Excerpts from a figure dataset ::
^^^^^^^^^^^^^^^^
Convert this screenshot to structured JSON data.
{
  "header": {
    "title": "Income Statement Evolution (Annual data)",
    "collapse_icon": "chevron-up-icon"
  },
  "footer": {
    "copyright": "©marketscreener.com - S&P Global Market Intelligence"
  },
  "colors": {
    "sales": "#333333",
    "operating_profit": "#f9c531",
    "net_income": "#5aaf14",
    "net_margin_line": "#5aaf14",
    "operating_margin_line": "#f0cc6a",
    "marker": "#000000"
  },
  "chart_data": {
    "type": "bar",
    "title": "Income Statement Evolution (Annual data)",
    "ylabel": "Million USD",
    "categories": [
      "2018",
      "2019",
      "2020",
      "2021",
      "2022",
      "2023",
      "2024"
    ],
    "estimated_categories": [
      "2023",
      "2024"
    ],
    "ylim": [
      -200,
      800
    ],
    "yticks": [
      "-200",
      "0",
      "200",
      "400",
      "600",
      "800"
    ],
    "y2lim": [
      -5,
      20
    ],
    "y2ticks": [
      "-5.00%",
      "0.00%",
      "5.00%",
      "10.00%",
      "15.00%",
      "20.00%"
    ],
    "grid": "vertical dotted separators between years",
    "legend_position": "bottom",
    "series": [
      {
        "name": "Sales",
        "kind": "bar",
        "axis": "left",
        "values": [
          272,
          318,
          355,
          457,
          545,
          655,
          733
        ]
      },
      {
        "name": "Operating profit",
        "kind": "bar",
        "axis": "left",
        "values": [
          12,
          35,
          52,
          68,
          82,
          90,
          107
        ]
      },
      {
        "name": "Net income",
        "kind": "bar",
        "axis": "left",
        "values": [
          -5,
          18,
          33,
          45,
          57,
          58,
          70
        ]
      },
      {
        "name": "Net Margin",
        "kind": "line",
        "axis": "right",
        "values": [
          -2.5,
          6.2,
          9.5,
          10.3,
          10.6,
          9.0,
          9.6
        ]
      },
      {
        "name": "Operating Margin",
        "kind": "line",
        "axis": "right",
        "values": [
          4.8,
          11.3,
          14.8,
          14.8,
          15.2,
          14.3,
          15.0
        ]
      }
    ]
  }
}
^^^^^^^^^^^^^^^^
Which lines contain the word "name"? Copy each one.

WRITTEN ANSWER ::
        "name": "Sales",
        "name": "Operating profit",
        "name": "Net income",
        "name": "Net Margin",
        "name": "Operating Margin",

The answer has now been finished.